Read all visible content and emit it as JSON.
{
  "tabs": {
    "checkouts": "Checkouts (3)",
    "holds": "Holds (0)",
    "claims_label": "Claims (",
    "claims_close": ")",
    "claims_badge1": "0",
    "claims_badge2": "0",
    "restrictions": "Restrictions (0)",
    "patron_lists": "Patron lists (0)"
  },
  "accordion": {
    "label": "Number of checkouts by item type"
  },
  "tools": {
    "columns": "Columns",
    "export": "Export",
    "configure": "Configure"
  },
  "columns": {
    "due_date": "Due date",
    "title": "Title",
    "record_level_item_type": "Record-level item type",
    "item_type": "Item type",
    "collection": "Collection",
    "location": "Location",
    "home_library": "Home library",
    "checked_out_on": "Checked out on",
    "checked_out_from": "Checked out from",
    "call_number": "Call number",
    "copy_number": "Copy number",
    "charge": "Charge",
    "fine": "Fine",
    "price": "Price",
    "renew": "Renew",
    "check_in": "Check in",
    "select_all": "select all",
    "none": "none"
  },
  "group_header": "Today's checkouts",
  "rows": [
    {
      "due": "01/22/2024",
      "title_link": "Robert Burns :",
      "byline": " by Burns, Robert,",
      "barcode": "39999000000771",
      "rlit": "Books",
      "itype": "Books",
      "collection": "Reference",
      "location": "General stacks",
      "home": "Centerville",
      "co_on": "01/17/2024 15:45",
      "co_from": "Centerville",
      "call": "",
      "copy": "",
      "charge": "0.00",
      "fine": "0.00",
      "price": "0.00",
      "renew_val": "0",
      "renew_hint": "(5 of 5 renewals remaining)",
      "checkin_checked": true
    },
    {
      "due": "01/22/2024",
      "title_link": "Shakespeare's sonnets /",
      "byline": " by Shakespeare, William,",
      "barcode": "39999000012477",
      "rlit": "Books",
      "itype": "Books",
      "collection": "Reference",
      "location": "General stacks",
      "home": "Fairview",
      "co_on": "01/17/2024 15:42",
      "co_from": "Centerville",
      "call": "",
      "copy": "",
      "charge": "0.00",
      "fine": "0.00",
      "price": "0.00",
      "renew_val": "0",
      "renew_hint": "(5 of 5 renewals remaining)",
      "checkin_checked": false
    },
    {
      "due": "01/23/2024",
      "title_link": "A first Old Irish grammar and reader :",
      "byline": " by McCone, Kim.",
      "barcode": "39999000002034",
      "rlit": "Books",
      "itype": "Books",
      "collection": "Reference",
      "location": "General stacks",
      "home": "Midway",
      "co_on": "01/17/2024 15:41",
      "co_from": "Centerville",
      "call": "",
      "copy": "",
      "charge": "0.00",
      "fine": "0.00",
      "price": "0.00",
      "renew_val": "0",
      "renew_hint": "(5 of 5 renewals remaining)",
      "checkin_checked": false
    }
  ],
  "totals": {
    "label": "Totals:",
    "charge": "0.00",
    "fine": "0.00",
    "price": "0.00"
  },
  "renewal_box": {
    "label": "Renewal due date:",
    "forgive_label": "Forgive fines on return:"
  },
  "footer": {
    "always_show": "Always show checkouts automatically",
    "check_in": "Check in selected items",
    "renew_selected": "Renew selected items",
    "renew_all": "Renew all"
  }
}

+ + + + + + +

GOAL:
Show each line of the listing that holds the string "date".

OUTPUT FOR THIS EXERCISE:
    "due_date": "Due date",
    "label": "Renewal due date:",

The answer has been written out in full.